- [ITEMS]:
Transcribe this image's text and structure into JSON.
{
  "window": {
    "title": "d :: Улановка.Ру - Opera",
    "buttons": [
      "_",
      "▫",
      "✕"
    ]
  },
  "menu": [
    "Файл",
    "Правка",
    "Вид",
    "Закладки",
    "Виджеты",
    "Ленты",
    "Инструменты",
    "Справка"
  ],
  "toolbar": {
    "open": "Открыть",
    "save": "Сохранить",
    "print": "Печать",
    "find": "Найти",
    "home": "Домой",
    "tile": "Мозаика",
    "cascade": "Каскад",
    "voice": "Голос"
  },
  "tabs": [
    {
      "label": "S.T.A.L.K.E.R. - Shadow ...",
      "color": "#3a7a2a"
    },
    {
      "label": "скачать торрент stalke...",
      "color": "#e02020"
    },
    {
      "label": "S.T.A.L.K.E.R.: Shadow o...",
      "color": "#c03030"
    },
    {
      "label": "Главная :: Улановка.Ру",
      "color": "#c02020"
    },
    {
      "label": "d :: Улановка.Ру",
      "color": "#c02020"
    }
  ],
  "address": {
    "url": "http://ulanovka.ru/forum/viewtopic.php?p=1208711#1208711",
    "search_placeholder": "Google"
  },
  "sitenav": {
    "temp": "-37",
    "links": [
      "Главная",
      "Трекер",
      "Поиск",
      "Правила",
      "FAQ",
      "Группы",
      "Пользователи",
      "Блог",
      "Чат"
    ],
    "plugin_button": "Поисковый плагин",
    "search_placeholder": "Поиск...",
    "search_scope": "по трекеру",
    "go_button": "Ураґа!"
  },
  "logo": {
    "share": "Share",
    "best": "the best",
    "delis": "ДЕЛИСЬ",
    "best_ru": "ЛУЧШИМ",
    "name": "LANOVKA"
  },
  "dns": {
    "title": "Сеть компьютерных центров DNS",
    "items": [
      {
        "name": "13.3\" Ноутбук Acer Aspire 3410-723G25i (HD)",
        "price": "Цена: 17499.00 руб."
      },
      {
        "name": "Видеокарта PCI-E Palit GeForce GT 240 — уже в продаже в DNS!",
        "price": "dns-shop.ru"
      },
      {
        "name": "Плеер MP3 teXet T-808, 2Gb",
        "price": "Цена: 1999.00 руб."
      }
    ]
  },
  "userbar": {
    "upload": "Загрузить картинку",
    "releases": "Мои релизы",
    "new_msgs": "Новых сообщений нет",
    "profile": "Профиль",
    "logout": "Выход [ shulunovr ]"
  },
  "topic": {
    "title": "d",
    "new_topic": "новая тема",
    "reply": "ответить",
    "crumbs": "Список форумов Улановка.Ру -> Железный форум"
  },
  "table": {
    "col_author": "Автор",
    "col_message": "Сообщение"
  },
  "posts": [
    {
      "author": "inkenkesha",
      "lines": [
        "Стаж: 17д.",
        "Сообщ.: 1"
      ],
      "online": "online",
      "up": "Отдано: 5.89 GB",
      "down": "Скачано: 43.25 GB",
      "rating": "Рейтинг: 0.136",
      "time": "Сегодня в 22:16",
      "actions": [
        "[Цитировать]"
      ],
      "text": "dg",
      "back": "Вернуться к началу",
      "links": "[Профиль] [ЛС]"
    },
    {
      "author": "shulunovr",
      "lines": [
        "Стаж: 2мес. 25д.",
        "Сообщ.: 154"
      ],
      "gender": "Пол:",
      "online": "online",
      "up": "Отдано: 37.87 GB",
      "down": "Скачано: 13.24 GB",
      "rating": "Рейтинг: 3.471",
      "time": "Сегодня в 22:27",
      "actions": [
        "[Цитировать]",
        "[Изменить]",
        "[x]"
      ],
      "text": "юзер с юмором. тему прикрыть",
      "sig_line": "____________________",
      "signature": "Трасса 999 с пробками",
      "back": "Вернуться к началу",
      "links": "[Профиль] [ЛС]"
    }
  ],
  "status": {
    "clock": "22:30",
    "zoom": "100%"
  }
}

- [WHAT THE EXERCISE ASKS]: Go through the listing above and report how many of its lines contain the word "price", with only the number as output.

- [FULL ANSWER]: 3